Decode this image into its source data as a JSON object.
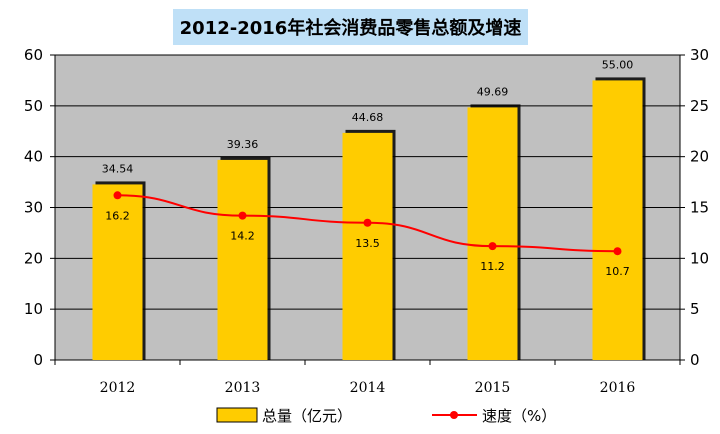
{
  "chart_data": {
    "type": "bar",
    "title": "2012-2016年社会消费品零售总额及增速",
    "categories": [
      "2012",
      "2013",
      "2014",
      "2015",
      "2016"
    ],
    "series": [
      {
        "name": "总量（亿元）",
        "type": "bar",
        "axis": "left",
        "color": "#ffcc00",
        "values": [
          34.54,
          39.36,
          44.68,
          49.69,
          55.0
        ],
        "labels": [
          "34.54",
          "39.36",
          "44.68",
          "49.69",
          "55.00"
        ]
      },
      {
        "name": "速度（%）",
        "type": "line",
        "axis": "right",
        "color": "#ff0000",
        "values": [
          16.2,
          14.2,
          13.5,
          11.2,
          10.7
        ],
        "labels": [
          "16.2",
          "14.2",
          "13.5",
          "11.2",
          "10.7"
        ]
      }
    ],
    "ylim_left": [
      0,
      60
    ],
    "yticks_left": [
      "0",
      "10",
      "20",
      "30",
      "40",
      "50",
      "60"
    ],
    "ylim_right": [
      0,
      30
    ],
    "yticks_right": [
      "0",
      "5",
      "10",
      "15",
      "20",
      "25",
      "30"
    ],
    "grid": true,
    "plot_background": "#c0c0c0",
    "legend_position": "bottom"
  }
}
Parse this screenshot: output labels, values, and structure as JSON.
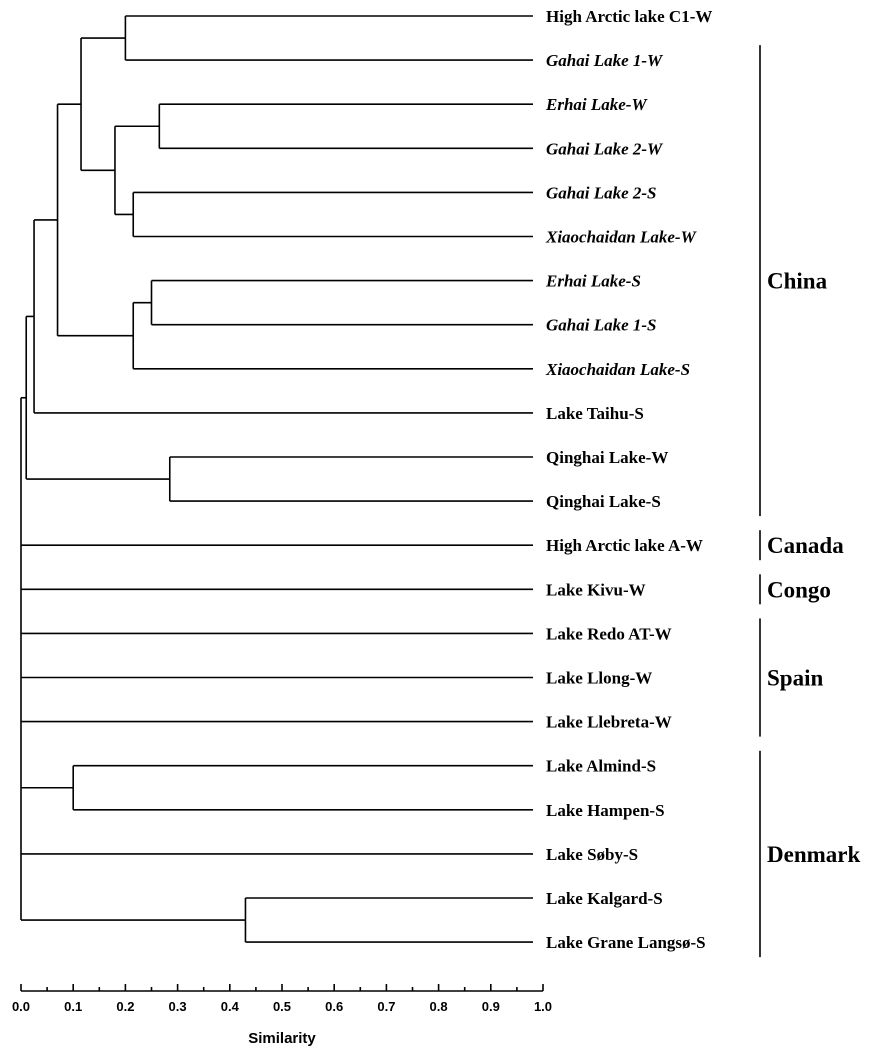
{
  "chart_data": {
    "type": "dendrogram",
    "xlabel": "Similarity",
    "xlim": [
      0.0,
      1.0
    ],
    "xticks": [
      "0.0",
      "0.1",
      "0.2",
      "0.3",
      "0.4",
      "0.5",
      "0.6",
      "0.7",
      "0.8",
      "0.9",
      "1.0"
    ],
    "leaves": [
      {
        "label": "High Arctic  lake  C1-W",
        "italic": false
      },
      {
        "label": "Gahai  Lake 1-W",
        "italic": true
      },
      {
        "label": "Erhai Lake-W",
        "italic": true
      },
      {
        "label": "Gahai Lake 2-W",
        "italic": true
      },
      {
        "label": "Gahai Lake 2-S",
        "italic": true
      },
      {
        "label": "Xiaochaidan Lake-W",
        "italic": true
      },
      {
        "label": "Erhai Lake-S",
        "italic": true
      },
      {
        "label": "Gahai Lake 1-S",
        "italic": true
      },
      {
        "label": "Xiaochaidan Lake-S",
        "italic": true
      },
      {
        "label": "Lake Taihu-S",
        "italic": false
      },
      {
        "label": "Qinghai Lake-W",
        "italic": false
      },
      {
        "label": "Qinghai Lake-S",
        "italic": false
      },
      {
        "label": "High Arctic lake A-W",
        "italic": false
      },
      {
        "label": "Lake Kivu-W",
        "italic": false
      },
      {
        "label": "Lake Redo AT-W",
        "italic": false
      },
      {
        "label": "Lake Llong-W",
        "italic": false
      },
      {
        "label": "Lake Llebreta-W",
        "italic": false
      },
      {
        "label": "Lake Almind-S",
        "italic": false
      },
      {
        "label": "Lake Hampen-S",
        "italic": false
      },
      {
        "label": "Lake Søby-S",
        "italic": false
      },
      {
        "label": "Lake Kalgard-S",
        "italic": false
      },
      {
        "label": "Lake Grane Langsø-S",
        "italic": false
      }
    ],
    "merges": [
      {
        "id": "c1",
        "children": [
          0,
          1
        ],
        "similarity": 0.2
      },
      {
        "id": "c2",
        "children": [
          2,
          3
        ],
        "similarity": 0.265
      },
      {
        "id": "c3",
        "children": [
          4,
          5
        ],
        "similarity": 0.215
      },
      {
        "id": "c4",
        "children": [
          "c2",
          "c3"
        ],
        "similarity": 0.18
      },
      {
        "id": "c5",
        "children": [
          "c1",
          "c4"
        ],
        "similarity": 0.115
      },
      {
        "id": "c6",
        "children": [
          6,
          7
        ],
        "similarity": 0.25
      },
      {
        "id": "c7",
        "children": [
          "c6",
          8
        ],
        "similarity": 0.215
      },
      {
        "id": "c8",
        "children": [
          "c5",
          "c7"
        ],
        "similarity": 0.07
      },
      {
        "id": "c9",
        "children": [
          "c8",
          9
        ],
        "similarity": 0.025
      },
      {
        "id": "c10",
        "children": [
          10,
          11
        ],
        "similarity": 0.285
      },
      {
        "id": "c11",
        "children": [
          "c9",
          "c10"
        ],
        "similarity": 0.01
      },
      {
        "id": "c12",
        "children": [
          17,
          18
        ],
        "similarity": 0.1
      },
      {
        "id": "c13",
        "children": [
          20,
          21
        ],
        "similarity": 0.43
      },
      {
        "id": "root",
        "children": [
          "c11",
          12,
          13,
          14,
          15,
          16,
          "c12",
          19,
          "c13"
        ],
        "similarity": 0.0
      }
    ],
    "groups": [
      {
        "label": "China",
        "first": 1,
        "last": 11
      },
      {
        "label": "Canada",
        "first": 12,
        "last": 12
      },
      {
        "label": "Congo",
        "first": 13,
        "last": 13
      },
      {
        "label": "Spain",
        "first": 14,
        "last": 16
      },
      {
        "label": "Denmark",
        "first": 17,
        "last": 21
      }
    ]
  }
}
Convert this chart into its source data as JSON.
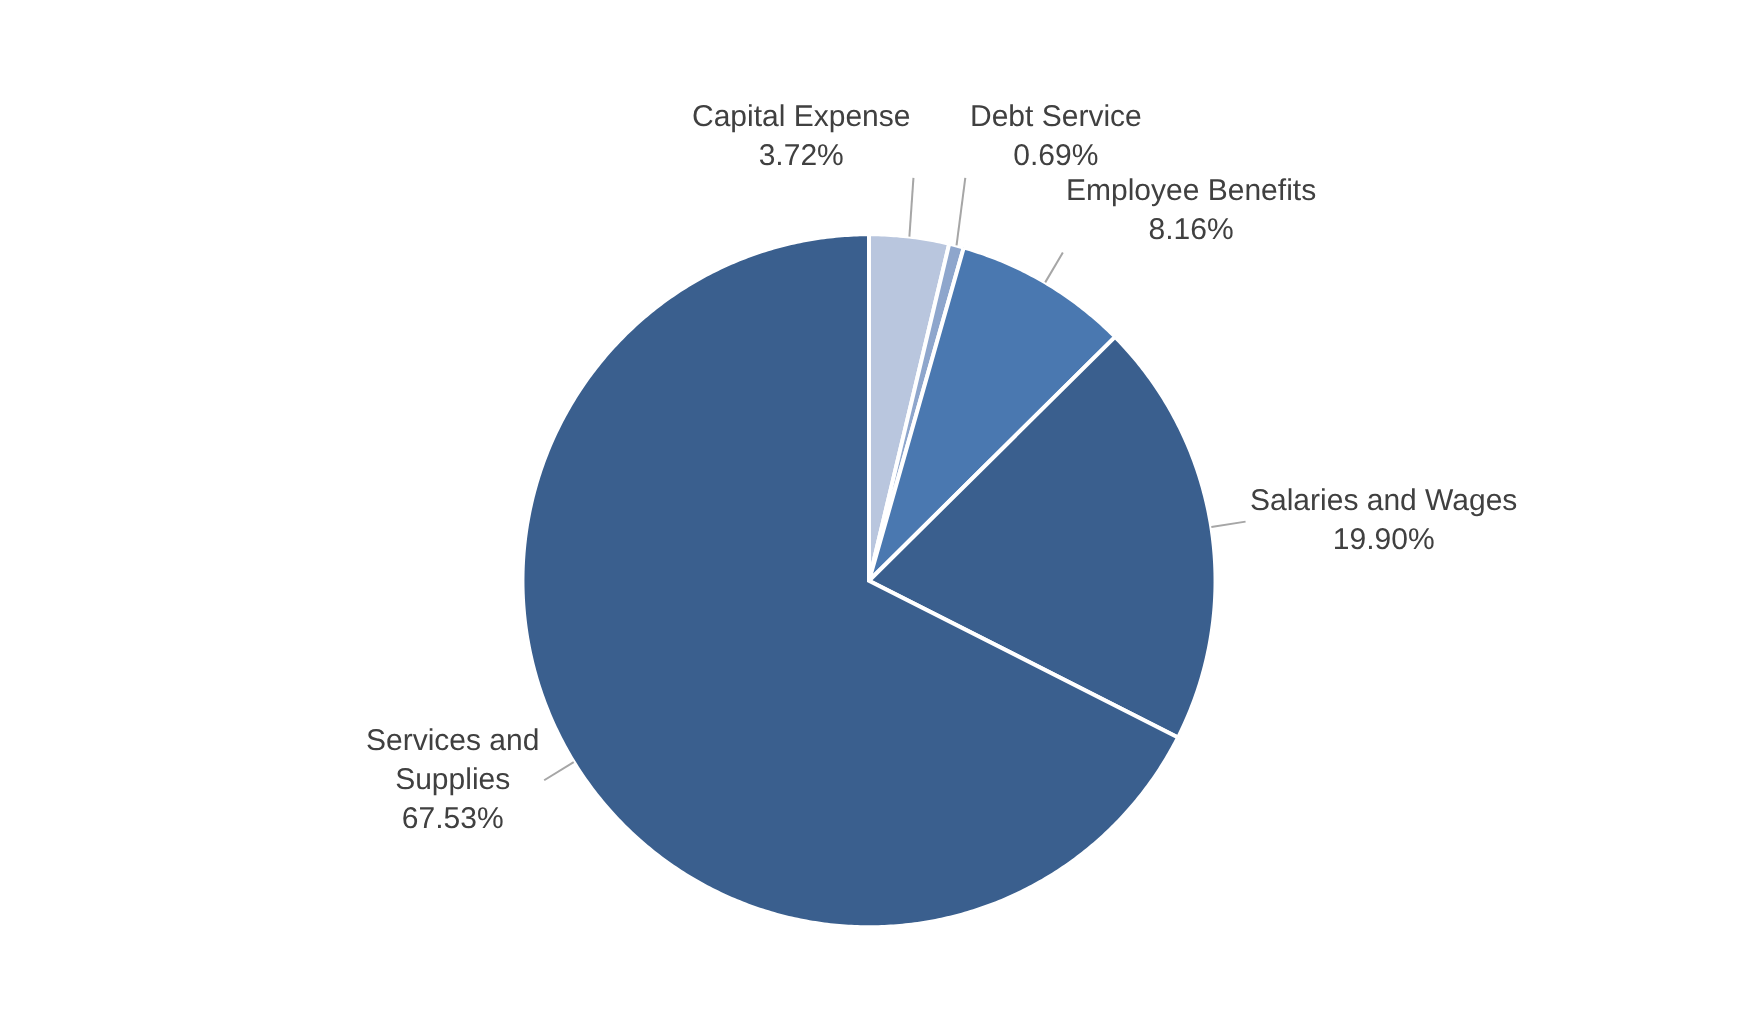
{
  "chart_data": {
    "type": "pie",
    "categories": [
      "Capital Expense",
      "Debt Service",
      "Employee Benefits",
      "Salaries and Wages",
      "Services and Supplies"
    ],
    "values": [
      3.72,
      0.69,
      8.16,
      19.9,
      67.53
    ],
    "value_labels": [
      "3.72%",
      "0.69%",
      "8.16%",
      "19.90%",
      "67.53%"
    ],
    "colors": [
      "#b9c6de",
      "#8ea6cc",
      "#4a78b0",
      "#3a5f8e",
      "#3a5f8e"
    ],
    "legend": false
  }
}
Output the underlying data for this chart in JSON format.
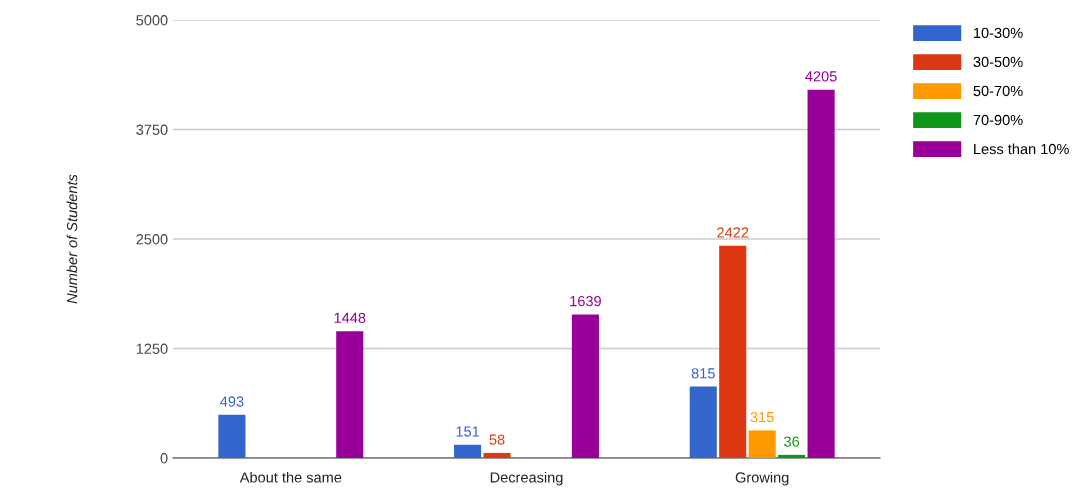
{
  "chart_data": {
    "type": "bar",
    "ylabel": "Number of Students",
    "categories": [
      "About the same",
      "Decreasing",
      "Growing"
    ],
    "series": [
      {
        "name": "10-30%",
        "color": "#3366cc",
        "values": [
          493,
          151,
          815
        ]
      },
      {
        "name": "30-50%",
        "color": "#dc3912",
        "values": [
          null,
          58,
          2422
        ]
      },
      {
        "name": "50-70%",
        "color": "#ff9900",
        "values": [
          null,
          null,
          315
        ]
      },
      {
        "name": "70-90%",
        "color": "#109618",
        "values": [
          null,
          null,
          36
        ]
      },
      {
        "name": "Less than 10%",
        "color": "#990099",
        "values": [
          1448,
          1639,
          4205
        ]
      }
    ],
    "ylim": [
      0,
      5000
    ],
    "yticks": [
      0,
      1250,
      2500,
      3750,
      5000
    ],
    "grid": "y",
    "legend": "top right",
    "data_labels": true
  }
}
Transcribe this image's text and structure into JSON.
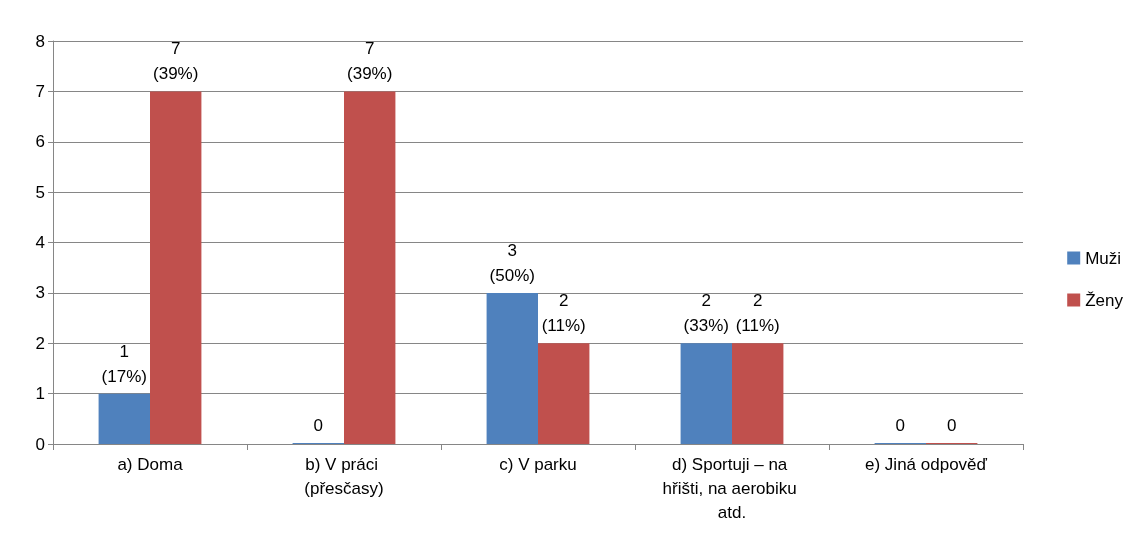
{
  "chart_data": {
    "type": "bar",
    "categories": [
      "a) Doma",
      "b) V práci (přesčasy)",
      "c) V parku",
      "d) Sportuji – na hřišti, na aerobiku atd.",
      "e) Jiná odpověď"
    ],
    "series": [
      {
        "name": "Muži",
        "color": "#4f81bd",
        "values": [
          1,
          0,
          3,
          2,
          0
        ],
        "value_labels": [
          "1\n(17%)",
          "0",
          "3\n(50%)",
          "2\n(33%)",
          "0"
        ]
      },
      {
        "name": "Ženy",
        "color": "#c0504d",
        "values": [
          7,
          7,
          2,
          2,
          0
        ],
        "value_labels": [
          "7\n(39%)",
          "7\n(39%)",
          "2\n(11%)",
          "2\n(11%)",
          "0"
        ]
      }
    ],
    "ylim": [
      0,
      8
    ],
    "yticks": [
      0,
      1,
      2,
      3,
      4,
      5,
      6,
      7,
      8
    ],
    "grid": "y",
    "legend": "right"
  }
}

_ _ _ _ _

### TASK STATEMENT
Review the preceding data and report every line that includes the string "this".

### REPLY TO THE EXERCISE
Decode this image into its source data as a JSON object.
Parse this screenshot: output labels, values, and structure as JSON.
Convert this chart into its source data as JSON.
Output the underlying data for this chart in JSON format.
Transcribe this image's text and structure into JSON.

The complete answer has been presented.